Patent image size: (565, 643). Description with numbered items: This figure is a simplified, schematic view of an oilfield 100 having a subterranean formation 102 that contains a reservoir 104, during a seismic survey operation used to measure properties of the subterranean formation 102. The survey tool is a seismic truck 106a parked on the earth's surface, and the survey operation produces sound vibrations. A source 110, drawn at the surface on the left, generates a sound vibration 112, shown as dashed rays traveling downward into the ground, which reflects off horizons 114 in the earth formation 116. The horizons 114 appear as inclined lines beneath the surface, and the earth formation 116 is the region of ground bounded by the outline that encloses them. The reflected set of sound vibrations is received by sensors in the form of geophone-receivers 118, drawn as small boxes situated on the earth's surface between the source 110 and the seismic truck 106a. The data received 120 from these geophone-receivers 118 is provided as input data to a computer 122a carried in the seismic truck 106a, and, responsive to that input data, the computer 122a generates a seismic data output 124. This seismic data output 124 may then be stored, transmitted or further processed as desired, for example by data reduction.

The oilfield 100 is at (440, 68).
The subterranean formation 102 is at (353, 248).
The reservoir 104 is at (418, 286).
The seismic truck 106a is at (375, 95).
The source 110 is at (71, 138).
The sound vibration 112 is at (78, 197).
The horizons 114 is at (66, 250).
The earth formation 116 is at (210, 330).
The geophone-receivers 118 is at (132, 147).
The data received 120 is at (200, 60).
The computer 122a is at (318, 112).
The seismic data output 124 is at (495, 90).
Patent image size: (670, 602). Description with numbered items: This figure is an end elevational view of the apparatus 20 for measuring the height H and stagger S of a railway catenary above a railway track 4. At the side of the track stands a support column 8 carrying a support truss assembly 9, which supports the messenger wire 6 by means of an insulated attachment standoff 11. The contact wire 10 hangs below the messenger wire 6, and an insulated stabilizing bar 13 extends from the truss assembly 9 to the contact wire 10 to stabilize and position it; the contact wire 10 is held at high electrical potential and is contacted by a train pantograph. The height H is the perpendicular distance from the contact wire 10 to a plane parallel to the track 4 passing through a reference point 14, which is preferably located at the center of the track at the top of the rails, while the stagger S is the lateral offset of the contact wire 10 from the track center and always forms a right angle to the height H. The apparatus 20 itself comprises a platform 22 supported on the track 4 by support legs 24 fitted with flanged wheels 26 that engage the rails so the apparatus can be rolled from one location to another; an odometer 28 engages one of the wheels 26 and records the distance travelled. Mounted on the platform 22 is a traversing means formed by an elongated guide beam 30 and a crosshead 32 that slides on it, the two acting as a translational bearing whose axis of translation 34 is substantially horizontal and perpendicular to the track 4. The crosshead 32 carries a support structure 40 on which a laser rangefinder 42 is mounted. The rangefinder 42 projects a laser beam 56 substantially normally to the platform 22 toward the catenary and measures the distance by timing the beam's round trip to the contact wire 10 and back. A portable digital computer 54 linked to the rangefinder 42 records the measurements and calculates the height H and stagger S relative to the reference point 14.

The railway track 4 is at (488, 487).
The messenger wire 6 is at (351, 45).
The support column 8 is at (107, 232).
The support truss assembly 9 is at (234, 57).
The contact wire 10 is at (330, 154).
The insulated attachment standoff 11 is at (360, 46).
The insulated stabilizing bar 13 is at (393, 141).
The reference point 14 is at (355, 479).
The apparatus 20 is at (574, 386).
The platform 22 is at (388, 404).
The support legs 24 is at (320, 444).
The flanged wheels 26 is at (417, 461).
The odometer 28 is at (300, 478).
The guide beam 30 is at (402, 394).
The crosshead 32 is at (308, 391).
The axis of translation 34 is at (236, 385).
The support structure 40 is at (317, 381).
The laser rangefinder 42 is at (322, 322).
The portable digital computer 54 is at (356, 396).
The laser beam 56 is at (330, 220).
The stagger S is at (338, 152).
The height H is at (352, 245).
==================================================
■ Requirement: Reproduce the listing above line for line, without altering any wording, numbers, or punctuation.

■ Answer to this task:
Patent image size: (565, 643). Description with numbered items: This figure is a simplified, schematic view of an oilfield 100 having a subterranean formation 102 that contains a reservoir 104, during a seismic survey operation used to measure properties of the subterranean formation 102. The survey tool is a seismic truck 106a parked on the earth's surface, and the survey operation produces sound vibrations. A source 110, drawn at the surface on the left, generates a sound vibration 112, shown as dashed rays traveling downward into the ground, which reflects off horizons 114 in the earth formation 116. The horizons 114 appear as inclined lines beneath the surface, and the earth formation 116 is the region of ground bounded by the outline that encloses them. The reflected set of sound vibrations is received by sensors in the form of geophone-receivers 118, drawn as small boxes situated on the earth's surface between the source 110 and the seismic truck 106a. The data received 120 from these geophone-receivers 118 is provided as input data to a computer 122a carried in the seismic truck 106a, and, responsive to that input data, the computer 122a generates a seismic data output 124. This seismic data output 124 may then be stored, transmitted or further processed as desired, for example by data reduction.

The oilfield 100 is at (440, 68).
The subterranean formation 102 is at (353, 248).
The reservoir 104 is at (418, 286).
The seismic truck 106a is at (375, 95).
The source 110 is at (71, 138).
The sound vibration 112 is at (78, 197).
The horizons 114 is at (66, 250).
The earth formation 116 is at (210, 330).
The geophone-receivers 118 is at (132, 147).
The data received 120 is at (200, 60).
The computer 122a is at (318, 112).
The seismic data output 124 is at (495, 90).
Patent image size: (670, 602). Description with numbered items: This figure is an end elevational view of the apparatus 20 for measuring the height H and stagger S of a railway catenary above a railway track 4. At the side of the track stands a support column 8 carrying a support truss assembly 9, which supports the messenger wire 6 by means of an insulated attachment standoff 11. The contact wire 10 hangs below the messenger wire 6, and an insulated stabilizing bar 13 extends from the truss assembly 9 to the contact wire 10 to stabilize and position it; the contact wire 10 is held at high electrical potential and is contacted by a train pantograph. The height H is the perpendicular distance from the contact wire 10 to a plane parallel to the track 4 passing through a reference point 14, which is preferably located at the center of the track at the top of the rails, while the stagger S is the lateral offset of the contact wire 10 from the track center and always forms a right angle to the height H. The apparatus 20 itself comprises a platform 22 supported on the track 4 by support legs 24 fitted with flanged wheels 26 that engage the rails so the apparatus can be rolled from one location to another; an odometer 28 engages one of the wheels 26 and records the distance travelled. Mounted on the platform 22 is a traversing means formed by an elongated guide beam 30 and a crosshead 32 that slides on it, the two acting as a translational bearing whose axis of translation 34 is substantially horizontal and perpendicular to the track 4. The crosshead 32 carries a support structure 40 on which a laser rangefinder 42 is mounted. The rangefinder 42 projects a laser beam 56 substantially normally to the platform 22 toward the catenary and measures the distance by timing the beam's round trip to the contact wire 10 and back. A portable digital computer 54 linked to the rangefinder 42 records the measurements and calculates the height H and stagger S relative to the reference point 14.

The railway track 4 is at (488, 487).
The messenger wire 6 is at (351, 45).
The support column 8 is at (107, 232).
The support truss assembly 9 is at (234, 57).
The contact wire 10 is at (330, 154).
The insulated attachment standoff 11 is at (360, 46).
The insulated stabilizing bar 13 is at (393, 141).
The reference point 14 is at (355, 479).
The apparatus 20 is at (574, 386).
The platform 22 is at (388, 404).
The support legs 24 is at (320, 444).
The flanged wheels 26 is at (417, 461).
The odometer 28 is at (300, 478).
The guide beam 30 is at (402, 394).
The crosshead 32 is at (308, 391).
The axis of translation 34 is at (236, 385).
The support structure 40 is at (317, 381).
The laser rangefinder 42 is at (322, 322).
The portable digital computer 54 is at (356, 396).
The laser beam 56 is at (330, 220).
The stagger S is at (338, 152).
The height H is at (352, 245).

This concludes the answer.